Task input:
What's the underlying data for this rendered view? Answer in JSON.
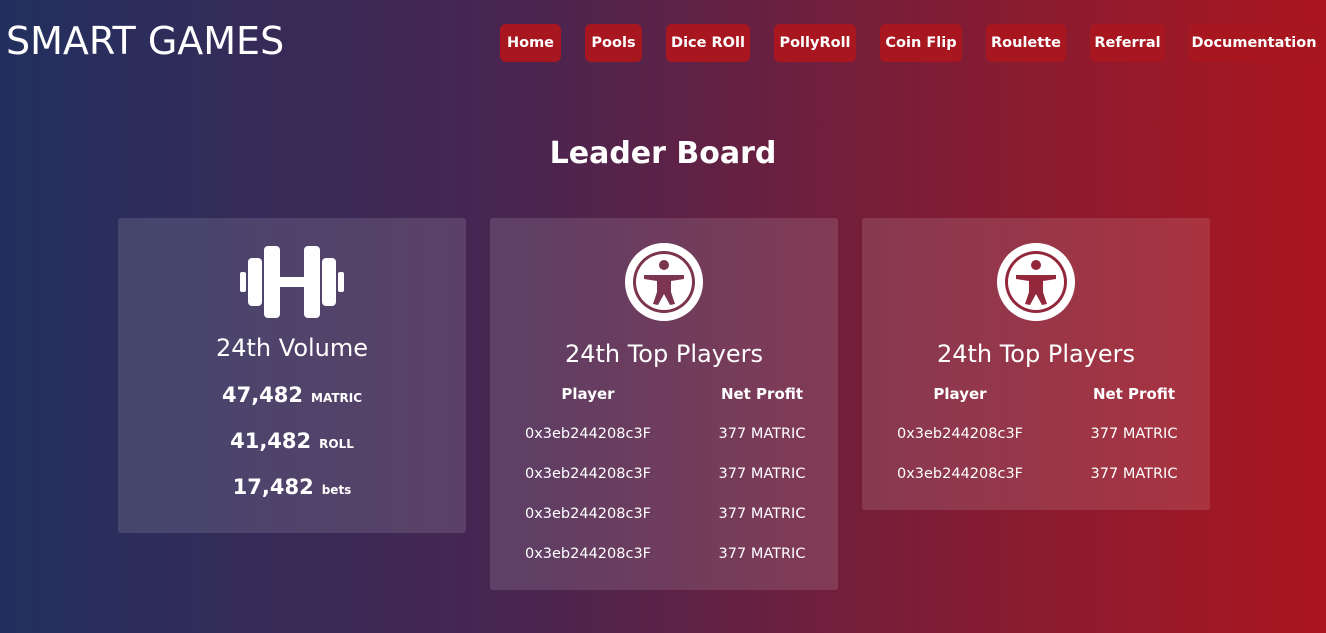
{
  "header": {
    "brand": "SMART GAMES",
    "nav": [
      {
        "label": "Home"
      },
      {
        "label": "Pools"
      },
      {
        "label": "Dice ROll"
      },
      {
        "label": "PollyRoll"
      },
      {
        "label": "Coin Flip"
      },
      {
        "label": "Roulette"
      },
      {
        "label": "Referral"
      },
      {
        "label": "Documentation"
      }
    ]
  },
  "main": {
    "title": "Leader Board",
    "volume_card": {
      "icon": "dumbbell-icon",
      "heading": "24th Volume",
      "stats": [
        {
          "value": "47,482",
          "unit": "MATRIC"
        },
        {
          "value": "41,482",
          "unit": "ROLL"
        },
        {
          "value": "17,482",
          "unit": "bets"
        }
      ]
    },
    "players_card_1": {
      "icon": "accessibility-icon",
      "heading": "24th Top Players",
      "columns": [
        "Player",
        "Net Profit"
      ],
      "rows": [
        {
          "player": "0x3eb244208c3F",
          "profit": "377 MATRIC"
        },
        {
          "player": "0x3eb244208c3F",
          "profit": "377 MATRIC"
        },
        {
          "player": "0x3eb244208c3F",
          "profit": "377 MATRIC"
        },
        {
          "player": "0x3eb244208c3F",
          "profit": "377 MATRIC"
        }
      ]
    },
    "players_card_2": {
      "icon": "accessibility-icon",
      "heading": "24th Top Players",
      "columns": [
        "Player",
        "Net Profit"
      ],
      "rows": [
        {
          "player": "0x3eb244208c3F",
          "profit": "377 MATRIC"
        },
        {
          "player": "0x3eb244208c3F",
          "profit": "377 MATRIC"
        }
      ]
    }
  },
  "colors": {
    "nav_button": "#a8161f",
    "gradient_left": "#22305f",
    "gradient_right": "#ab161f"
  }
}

Task: Leaving aside the images, write out the entries above word for word.

Reply:
What's the underlying data for this rendered view? Answer in JSON.
{
  "header": {
    "brand": "SMART GAMES",
    "nav": [
      {
        "label": "Home"
      },
      {
        "label": "Pools"
      },
      {
        "label": "Dice ROll"
      },
      {
        "label": "PollyRoll"
      },
      {
        "label": "Coin Flip"
      },
      {
        "label": "Roulette"
      },
      {
        "label": "Referral"
      },
      {
        "label": "Documentation"
      }
    ]
  },
  "main": {
    "title": "Leader Board",
    "volume_card": {
      "icon": "dumbbell-icon",
      "heading": "24th Volume",
      "stats": [
        {
          "value": "47,482",
          "unit": "MATRIC"
        },
        {
          "value": "41,482",
          "unit": "ROLL"
        },
        {
          "value": "17,482",
          "unit": "bets"
        }
      ]
    },
    "players_card_1": {
      "icon": "accessibility-icon",
      "heading": "24th Top Players",
      "columns": [
        "Player",
        "Net Profit"
      ],
      "rows": [
        {
          "player": "0x3eb244208c3F",
          "profit": "377 MATRIC"
        },
        {
          "player": "0x3eb244208c3F",
          "profit": "377 MATRIC"
        },
        {
          "player": "0x3eb244208c3F",
          "profit": "377 MATRIC"
        },
        {
          "player": "0x3eb244208c3F",
          "profit": "377 MATRIC"
        }
      ]
    },
    "players_card_2": {
      "icon": "accessibility-icon",
      "heading": "24th Top Players",
      "columns": [
        "Player",
        "Net Profit"
      ],
      "rows": [
        {
          "player": "0x3eb244208c3F",
          "profit": "377 MATRIC"
        },
        {
          "player": "0x3eb244208c3F",
          "profit": "377 MATRIC"
        }
      ]
    }
  },
  "colors": {
    "nav_button": "#a8161f",
    "gradient_left": "#22305f",
    "gradient_right": "#ab161f"
  }
}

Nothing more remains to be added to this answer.